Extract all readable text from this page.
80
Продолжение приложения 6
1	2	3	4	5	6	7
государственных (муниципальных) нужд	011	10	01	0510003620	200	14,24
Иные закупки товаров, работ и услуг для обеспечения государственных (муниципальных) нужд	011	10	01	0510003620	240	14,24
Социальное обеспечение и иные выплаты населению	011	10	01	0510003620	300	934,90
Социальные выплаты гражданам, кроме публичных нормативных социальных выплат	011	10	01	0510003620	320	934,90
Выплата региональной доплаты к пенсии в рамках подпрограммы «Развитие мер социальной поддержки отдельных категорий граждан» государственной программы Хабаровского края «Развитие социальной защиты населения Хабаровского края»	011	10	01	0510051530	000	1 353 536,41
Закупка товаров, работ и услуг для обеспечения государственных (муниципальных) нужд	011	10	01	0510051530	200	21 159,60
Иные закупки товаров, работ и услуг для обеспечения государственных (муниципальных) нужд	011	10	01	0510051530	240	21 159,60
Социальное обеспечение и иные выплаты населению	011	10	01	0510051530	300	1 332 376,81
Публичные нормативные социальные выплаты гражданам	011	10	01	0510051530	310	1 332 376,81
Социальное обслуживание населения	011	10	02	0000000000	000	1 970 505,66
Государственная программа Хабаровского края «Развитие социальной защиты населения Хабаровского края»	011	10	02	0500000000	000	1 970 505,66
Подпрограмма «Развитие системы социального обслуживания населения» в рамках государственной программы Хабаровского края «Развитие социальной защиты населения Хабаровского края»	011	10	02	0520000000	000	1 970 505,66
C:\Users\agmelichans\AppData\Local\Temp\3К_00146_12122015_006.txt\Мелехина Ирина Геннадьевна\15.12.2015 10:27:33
====================
Given problem: All of the lines above must be returned exactly.

Reply:
Extract all readable text from this page.
80
Продолжение приложения 6
1	2	3	4	5	6	7
государственных (муниципальных) нужд	011	10	01	0510003620	200	14,24
Иные закупки товаров, работ и услуг для обеспечения государственных (муниципальных) нужд	011	10	01	0510003620	240	14,24
Социальное обеспечение и иные выплаты населению	011	10	01	0510003620	300	934,90
Социальные выплаты гражданам, кроме публичных нормативных социальных выплат	011	10	01	0510003620	320	934,90
Выплата региональной доплаты к пенсии в рамках подпрограммы «Развитие мер социальной поддержки отдельных категорий граждан» государственной программы Хабаровского края «Развитие социальной защиты населения Хабаровского края»	011	10	01	0510051530	000	1 353 536,41
Закупка товаров, работ и услуг для обеспечения государственных (муниципальных) нужд	011	10	01	0510051530	200	21 159,60
Иные закупки товаров, работ и услуг для обеспечения государственных (муниципальных) нужд	011	10	01	0510051530	240	21 159,60
Социальное обеспечение и иные выплаты населению	011	10	01	0510051530	300	1 332 376,81
Публичные нормативные социальные выплаты гражданам	011	10	01	0510051530	310	1 332 376,81
Социальное обслуживание населения	011	10	02	0000000000	000	1 970 505,66
Государственная программа Хабаровского края «Развитие социальной защиты населения Хабаровского края»	011	10	02	0500000000	000	1 970 505,66
Подпрограмма «Развитие системы социального обслуживания населения» в рамках государственной программы Хабаровского края «Развитие социальной защиты населения Хабаровского края»	011	10	02	0520000000	000	1 970 505,66
C:\Users\agmelichans\AppData\Local\Temp\3К_00146_12122015_006.txt\Мелехина Ирина Геннадьевна\15.12.2015 10:27:33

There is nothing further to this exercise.